··· Textauszug ···
Diesmal geht es um den Kern: um die soziale Gerechtigkeit. Gewerkschaften und Sozialdemokraten kämpfen um die Deutungshoheit, sie kämpfen auch um die Zustimmung der Straße. Und sie kämpfen um eine eigene, neue Identität auf den getrennten Wegen, die sie von nun an gehen werden.

Die Gewerkschaften wandeln sich zu einer reinen Interessenvertretung derjenigen, die jetzt etwas zu verlieren haben. Sie kämpfen für die Privilegierten unter den Arbeitnehmern, die, die heute einen Arbeitsplatz haben. Nicht für die, die einen brauchen. Sie kämpfen für die heutigen Rentner und die, die es in den nächsten Jahren werden. Nicht für die von übermorgen.
···
=== Aufgabe 1 ===
Gib aus dem Textauszug über Gewerkschaften und Sozialdemokraten den Abschnitt zwischen „Diesmal geht es“ und „an gehen werden.“, beide eingeschlossen, wortgetreu wieder.
=== Aufgabe 2 ===
Setze den Textauszug über Gewerkschaften und Sozialdemokraten im Anschluss an seinen letzten Satz fort.
··· Gegebene Angaben ···
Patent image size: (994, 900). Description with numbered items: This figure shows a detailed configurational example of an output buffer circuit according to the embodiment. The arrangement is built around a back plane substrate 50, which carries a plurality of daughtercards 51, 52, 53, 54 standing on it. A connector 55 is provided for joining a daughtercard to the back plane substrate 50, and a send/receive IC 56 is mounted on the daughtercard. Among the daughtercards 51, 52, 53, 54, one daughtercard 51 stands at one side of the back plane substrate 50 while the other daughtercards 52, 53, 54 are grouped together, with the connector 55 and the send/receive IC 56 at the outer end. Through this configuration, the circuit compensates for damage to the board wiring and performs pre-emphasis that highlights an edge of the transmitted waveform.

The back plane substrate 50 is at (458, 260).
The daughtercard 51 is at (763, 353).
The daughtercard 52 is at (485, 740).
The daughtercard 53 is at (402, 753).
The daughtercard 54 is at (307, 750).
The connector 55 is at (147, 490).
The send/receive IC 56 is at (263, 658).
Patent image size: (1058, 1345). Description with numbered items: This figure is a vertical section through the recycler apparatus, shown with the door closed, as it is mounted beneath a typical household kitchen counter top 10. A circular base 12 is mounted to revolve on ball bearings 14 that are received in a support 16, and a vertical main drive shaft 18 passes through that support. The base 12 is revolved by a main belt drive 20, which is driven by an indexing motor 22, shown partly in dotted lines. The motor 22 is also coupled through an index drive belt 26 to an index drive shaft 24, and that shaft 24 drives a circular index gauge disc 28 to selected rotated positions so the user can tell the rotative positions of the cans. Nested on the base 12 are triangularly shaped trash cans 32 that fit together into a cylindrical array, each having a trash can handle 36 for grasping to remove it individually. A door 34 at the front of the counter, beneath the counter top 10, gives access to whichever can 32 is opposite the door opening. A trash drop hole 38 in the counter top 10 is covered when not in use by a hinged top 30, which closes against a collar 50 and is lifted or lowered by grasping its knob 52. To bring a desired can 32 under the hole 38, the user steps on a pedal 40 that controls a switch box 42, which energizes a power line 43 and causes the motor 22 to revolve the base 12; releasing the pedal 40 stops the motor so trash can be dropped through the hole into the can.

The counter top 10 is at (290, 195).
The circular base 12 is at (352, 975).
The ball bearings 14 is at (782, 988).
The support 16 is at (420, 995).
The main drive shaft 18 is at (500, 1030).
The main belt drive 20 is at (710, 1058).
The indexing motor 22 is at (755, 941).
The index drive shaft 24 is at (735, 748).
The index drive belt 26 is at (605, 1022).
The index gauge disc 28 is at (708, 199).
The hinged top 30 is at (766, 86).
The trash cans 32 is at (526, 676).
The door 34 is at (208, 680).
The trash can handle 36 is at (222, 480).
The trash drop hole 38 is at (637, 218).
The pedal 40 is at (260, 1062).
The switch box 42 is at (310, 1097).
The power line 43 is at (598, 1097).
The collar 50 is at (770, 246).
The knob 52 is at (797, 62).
···
=== Antwort 1 ===
Diesmal geht es um den Kern: um die soziale Gerechtigkeit. Gewerkschaften und Sozialdemokraten kämpfen um die Deutungshoheit, sie kämpfen auch um die Zustimmung der Straße. Und sie kämpfen um eine eigene, neue Identität auf den getrennten Wegen, die sie von nun an gehen werden.

=== Antwort 2 ===
Diesen Kampf können sich die Sozialdemokraten nicht mehr leisten, nicht nur, weil sie eine Volkspartei sind, sondern auch, weil sie regieren. Im Gegensatz zu den organisierten Arbeitnehmern müssen sie den Ausgleich schaffen, müssen Finanziers finden für den wachsenden Bedarf der heute Privilegierten , müssen die wirklich Hilfsbedürftigen vor denen schützen, die sich in ihrem Namen eingerichtet haben. Die SPD muss sich einen neuen Begriff geben von Gerechtigkeit, von Stärke und von Schwäche. Der Parteivorsitzende hatte dafür bereits vier Jahre Zeit, in denen es ihm aber nicht gelungen ist, den Begriff der Gerechtigkeit für seine Politik zu besetzen. Nur so konnten ihn Traditionalisten usurpieren.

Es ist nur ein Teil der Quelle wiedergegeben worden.